WHAT THE TASK ASKS> Pull every line that holds the word "longer" from the entries.

RECORDS SHOWN>
(begin)

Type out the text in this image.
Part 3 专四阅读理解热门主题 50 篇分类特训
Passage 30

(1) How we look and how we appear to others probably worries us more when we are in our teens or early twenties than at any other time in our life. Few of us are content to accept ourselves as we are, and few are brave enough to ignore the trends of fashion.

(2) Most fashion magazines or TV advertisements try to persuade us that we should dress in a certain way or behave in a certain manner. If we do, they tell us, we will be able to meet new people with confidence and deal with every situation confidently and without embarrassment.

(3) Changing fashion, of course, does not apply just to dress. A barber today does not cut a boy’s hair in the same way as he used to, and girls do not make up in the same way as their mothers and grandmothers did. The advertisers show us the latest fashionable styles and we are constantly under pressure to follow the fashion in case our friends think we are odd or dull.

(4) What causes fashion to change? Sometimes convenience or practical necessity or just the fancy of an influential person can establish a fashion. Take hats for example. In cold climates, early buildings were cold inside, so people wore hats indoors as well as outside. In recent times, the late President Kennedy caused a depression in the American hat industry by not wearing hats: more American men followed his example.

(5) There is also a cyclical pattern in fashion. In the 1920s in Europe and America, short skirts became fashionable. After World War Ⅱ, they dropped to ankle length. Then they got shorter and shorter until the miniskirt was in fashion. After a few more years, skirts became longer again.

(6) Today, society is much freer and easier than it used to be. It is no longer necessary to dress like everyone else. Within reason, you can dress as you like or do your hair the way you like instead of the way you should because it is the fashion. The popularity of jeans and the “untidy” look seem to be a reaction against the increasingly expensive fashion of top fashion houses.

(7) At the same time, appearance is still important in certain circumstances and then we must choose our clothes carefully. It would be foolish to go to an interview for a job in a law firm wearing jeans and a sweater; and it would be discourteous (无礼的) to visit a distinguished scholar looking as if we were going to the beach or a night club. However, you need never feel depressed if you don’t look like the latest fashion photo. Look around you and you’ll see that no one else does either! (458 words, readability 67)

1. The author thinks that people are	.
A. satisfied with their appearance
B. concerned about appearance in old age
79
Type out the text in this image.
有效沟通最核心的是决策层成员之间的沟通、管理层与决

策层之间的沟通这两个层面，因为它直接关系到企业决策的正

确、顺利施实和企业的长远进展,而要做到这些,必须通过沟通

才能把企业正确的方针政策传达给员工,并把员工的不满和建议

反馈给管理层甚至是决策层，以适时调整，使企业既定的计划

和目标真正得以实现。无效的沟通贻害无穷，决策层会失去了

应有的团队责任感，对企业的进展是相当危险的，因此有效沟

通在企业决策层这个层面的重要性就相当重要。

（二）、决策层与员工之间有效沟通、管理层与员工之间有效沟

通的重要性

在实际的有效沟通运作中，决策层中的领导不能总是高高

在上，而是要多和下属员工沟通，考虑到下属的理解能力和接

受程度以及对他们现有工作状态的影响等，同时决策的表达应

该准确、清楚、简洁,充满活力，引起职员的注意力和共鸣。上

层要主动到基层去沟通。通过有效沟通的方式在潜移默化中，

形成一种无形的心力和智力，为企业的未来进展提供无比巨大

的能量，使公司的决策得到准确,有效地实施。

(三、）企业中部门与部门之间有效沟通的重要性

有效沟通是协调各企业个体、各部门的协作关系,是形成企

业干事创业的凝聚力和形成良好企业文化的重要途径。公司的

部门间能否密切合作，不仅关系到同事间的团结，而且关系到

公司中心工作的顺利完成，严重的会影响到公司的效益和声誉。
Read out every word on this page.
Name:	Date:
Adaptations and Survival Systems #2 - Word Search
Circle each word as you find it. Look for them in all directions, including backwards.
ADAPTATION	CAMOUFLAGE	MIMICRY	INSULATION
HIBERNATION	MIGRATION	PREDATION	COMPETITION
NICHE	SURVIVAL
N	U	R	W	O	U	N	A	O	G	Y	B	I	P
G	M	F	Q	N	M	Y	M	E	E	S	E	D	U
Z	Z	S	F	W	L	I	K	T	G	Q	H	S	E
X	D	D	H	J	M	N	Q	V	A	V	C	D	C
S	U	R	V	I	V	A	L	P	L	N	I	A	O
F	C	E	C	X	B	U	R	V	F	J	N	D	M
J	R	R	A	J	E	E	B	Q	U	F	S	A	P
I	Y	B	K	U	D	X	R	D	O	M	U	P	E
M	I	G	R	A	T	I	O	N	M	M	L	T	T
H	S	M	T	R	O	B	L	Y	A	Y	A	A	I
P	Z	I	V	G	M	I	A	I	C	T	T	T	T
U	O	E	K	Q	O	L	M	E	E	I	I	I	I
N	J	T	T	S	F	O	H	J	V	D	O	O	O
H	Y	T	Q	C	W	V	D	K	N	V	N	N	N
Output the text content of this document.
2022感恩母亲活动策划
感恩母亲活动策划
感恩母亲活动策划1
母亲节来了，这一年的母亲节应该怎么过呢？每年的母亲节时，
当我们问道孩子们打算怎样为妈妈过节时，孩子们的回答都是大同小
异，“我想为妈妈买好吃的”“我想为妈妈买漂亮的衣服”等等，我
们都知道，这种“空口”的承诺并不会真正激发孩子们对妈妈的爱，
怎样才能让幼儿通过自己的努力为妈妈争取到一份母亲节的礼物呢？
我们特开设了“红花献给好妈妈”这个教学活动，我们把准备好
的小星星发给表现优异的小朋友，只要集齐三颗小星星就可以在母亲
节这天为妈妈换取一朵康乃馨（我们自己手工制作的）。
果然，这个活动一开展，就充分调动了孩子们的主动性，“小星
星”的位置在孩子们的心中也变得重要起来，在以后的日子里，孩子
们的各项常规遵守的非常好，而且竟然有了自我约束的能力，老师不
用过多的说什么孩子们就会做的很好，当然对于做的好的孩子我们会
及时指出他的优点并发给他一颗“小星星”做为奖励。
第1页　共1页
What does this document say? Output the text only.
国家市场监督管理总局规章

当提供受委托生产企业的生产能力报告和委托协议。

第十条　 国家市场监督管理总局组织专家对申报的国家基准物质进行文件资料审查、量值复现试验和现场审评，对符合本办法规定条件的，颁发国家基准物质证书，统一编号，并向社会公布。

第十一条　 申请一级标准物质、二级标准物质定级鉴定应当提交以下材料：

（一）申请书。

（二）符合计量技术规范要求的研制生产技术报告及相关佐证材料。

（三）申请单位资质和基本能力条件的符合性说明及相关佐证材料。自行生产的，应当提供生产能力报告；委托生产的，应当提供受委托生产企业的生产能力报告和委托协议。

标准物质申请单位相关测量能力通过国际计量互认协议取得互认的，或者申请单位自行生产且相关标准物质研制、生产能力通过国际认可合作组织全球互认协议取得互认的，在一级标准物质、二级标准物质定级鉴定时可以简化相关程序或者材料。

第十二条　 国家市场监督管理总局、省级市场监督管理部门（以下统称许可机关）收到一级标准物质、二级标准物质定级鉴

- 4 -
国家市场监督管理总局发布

(end)

ANSWER FOR THE TASK>
(5) There is also a cyclical pattern in fashion. In the 1920s in Europe and America, short skirts became fashionable. After World War Ⅱ, they dropped to ankle length. Then they got shorter and shorter until the miniskirt was in fashion. After a few more years, skirts became longer again.
(6) Today, society is much freer and easier than it used to be. It is no longer necessary to dress like everyone else. Within reason, you can dress as you like or do your hair the way you like instead of the way you should because it is the fashion. The popularity of jeans and the “untidy” look seem to be a reaction against the increasingly expensive fashion of top fashion houses.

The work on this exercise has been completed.